*TASK TO CARRY OUT:* Copy all the entries below exactly, but not the pictures.

Entries from a dataset:
+ + +
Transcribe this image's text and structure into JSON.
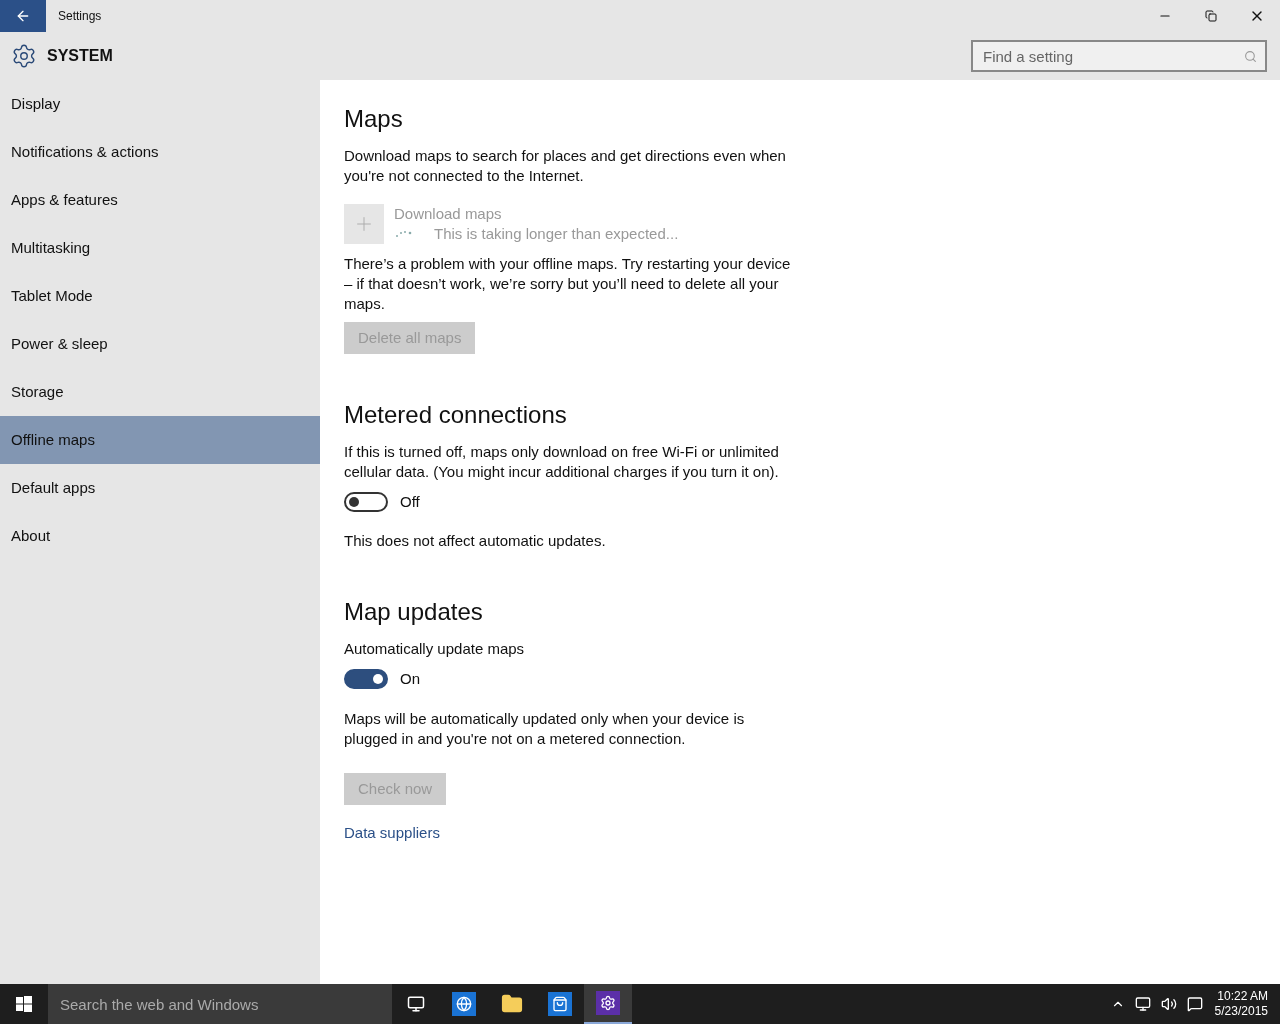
{
  "window": {
    "title": "Settings"
  },
  "header": {
    "title": "SYSTEM",
    "search": {
      "placeholder": "Find a setting"
    }
  },
  "sidebar": {
    "items": [
      {
        "label": "Display",
        "selected": false
      },
      {
        "label": "Notifications & actions",
        "selected": false
      },
      {
        "label": "Apps & features",
        "selected": false
      },
      {
        "label": "Multitasking",
        "selected": false
      },
      {
        "label": "Tablet Mode",
        "selected": false
      },
      {
        "label": "Power & sleep",
        "selected": false
      },
      {
        "label": "Storage",
        "selected": false
      },
      {
        "label": "Offline maps",
        "selected": true
      },
      {
        "label": "Default apps",
        "selected": false
      },
      {
        "label": "About",
        "selected": false
      }
    ]
  },
  "maps": {
    "heading": "Maps",
    "description": "Download maps to search for places and get directions even when you're not connected to the Internet.",
    "download": {
      "label": "Download maps",
      "status": "This is taking longer than expected...",
      "disabled": true
    },
    "problem": "There’s a problem with your offline maps. Try restarting your device – if that doesn’t work, we’re sorry but you’ll need to delete all your maps.",
    "delete_button": {
      "label": "Delete all maps",
      "disabled": true
    }
  },
  "metered": {
    "heading": "Metered connections",
    "description": "If this is turned off, maps only download on free Wi-Fi or unlimited cellular data. (You might incur additional charges if you turn it on).",
    "toggle": {
      "on": false,
      "label": "Off"
    },
    "note": "This does not affect automatic updates."
  },
  "updates": {
    "heading": "Map updates",
    "toggle_label": "Automatically update maps",
    "toggle": {
      "on": true,
      "label": "On"
    },
    "description": "Maps will be automatically updated only when your device is plugged in and you're not on a metered connection.",
    "check_button": {
      "label": "Check now",
      "disabled": true
    },
    "link": "Data suppliers"
  },
  "taskbar": {
    "search": {
      "placeholder": "Search the web and Windows"
    },
    "clock": {
      "time": "10:22 AM",
      "date": "5/23/2015"
    }
  }
}
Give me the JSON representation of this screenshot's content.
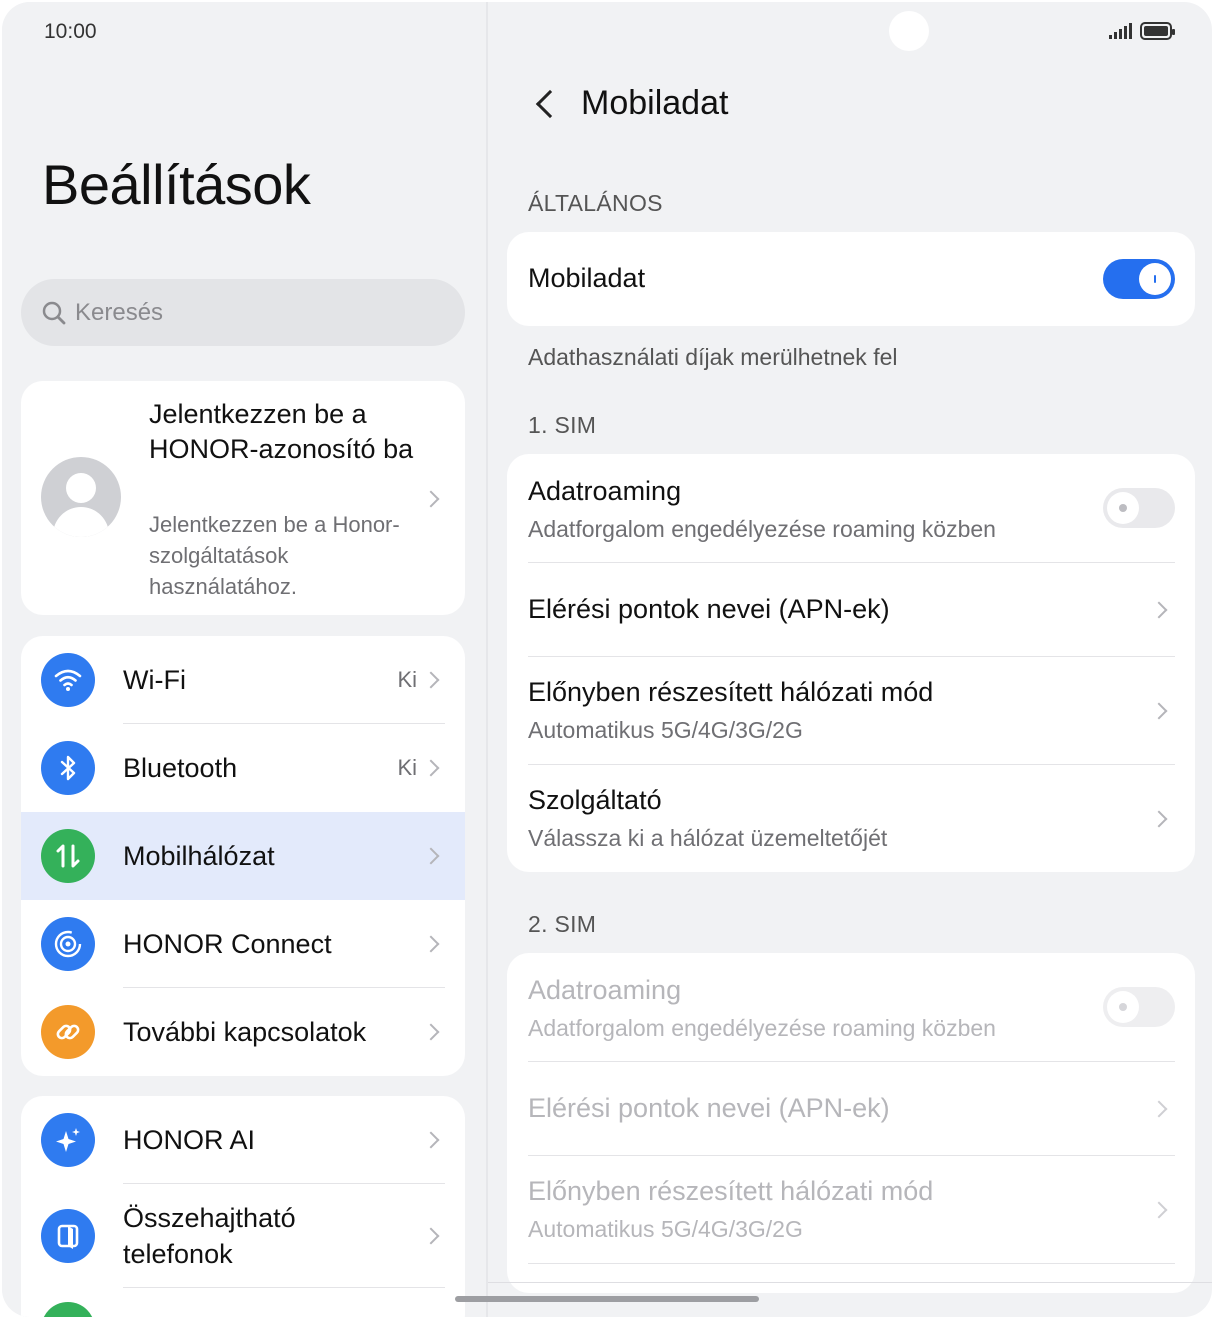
{
  "status_bar": {
    "time": "10:00"
  },
  "left": {
    "title": "Beállítások",
    "search": {
      "placeholder": "Keresés"
    },
    "account": {
      "title": "Jelentkezzen be a HONOR-azonosító ba",
      "subtitle": "Jelentkezzen be a Honor-szolgáltatások használatához."
    },
    "group1": [
      {
        "label": "Wi-Fi",
        "value": "Ki",
        "icon": "wifi-icon",
        "color": "#2f7bf0"
      },
      {
        "label": "Bluetooth",
        "value": "Ki",
        "icon": "bluetooth-icon",
        "color": "#2f7bf0"
      },
      {
        "label": "Mobilhálózat",
        "value": "",
        "icon": "mobile-data-icon",
        "color": "#34b15a",
        "selected": true
      },
      {
        "label": "HONOR Connect",
        "value": "",
        "icon": "honor-connect-icon",
        "color": "#2f7bf0"
      },
      {
        "label": "További kapcsolatok",
        "value": "",
        "icon": "link-icon",
        "color": "#f39a2b"
      }
    ],
    "group2": [
      {
        "label": "HONOR AI",
        "icon": "ai-sparkle-icon",
        "color": "#2f7bf0"
      },
      {
        "label": "Összehajtható telefonok",
        "icon": "foldable-icon",
        "color": "#2f7bf0"
      }
    ]
  },
  "right": {
    "title": "Mobiladat",
    "section_general": "ÁLTALÁNOS",
    "mobile_data": {
      "label": "Mobiladat",
      "enabled": true
    },
    "note": "Adathasználati díjak merülhetnek fel",
    "sim1": {
      "header": "1. SIM",
      "roaming_title": "Adatroaming",
      "roaming_sub": "Adatforgalom engedélyezése roaming közben",
      "apn": "Elérési pontok nevei (APN-ek)",
      "pref_title": "Előnyben részesített hálózati mód",
      "pref_sub": "Automatikus 5G/4G/3G/2G",
      "provider_title": "Szolgáltató",
      "provider_sub": "Válassza ki a hálózat üzemeltetőjét"
    },
    "sim2": {
      "header": "2. SIM",
      "roaming_title": "Adatroaming",
      "roaming_sub": "Adatforgalom engedélyezése roaming közben",
      "apn": "Elérési pontok nevei (APN-ek)",
      "pref_title": "Előnyben részesített hálózati mód",
      "pref_sub": "Automatikus 5G/4G/3G/2G"
    }
  }
}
+ + +
*TASK SOLUTION:*
Transcribe this image's text and structure into JSON.
{
  "window": {
    "title": "Settings"
  },
  "header": {
    "title": "SYSTEM",
    "search": {
      "placeholder": "Find a setting"
    }
  },
  "sidebar": {
    "items": [
      {
        "label": "Display",
        "selected": false
      },
      {
        "label": "Notifications & actions",
        "selected": false
      },
      {
        "label": "Apps & features",
        "selected": false
      },
      {
        "label": "Multitasking",
        "selected": false
      },
      {
        "label": "Tablet Mode",
        "selected": false
      },
      {
        "label": "Power & sleep",
        "selected": false
      },
      {
        "label": "Storage",
        "selected": false
      },
      {
        "label": "Offline maps",
        "selected": true
      },
      {
        "label": "Default apps",
        "selected": false
      },
      {
        "label": "About",
        "selected": false
      }
    ]
  },
  "maps": {
    "heading": "Maps",
    "description": "Download maps to search for places and get directions even when you're not connected to the Internet.",
    "download": {
      "label": "Download maps",
      "status": "This is taking longer than expected...",
      "disabled": true
    },
    "problem": "There’s a problem with your offline maps. Try restarting your device – if that doesn’t work, we’re sorry but you’ll need to delete all your maps.",
    "delete_button": {
      "label": "Delete all maps",
      "disabled": true
    }
  },
  "metered": {
    "heading": "Metered connections",
    "description": "If this is turned off, maps only download on free Wi-Fi or unlimited cellular data. (You might incur additional charges if you turn it on).",
    "toggle": {
      "on": false,
      "label": "Off"
    },
    "note": "This does not affect automatic updates."
  },
  "updates": {
    "heading": "Map updates",
    "toggle_label": "Automatically update maps",
    "toggle": {
      "on": true,
      "label": "On"
    },
    "description": "Maps will be automatically updated only when your device is plugged in and you're not on a metered connection.",
    "check_button": {
      "label": "Check now",
      "disabled": true
    },
    "link": "Data suppliers"
  },
  "taskbar": {
    "search": {
      "placeholder": "Search the web and Windows"
    },
    "clock": {
      "time": "10:22 AM",
      "date": "5/23/2015"
    }
  }
}
Give me the JSON representation of this screenshot's content.
{
  "status_bar": {
    "time": "10:00"
  },
  "left": {
    "title": "Beállítások",
    "search": {
      "placeholder": "Keresés"
    },
    "account": {
      "title": "Jelentkezzen be a HONOR-azonosító ba",
      "subtitle": "Jelentkezzen be a Honor-szolgáltatások használatához."
    },
    "group1": [
      {
        "label": "Wi-Fi",
        "value": "Ki",
        "icon": "wifi-icon",
        "color": "#2f7bf0"
      },
      {
        "label": "Bluetooth",
        "value": "Ki",
        "icon": "bluetooth-icon",
        "color": "#2f7bf0"
      },
      {
        "label": "Mobilhálózat",
        "value": "",
        "icon": "mobile-data-icon",
        "color": "#34b15a",
        "selected": true
      },
      {
        "label": "HONOR Connect",
        "value": "",
        "icon": "honor-connect-icon",
        "color": "#2f7bf0"
      },
      {
        "label": "További kapcsolatok",
        "value": "",
        "icon": "link-icon",
        "color": "#f39a2b"
      }
    ],
    "group2": [
      {
        "label": "HONOR AI",
        "icon": "ai-sparkle-icon",
        "color": "#2f7bf0"
      },
      {
        "label": "Összehajtható telefonok",
        "icon": "foldable-icon",
        "color": "#2f7bf0"
      }
    ]
  },
  "right": {
    "title": "Mobiladat",
    "section_general": "ÁLTALÁNOS",
    "mobile_data": {
      "label": "Mobiladat",
      "enabled": true
    },
    "note": "Adathasználati díjak merülhetnek fel",
    "sim1": {
      "header": "1. SIM",
      "roaming_title": "Adatroaming",
      "roaming_sub": "Adatforgalom engedélyezése roaming közben",
      "apn": "Elérési pontok nevei (APN-ek)",
      "pref_title": "Előnyben részesített hálózati mód",
      "pref_sub": "Automatikus 5G/4G/3G/2G",
      "provider_title": "Szolgáltató",
      "provider_sub": "Válassza ki a hálózat üzemeltetőjét"
    },
    "sim2": {
      "header": "2. SIM",
      "roaming_title": "Adatroaming",
      "roaming_sub": "Adatforgalom engedélyezése roaming közben",
      "apn": "Elérési pontok nevei (APN-ek)",
      "pref_title": "Előnyben részesített hálózati mód",
      "pref_sub": "Automatikus 5G/4G/3G/2G"
    }
  }
}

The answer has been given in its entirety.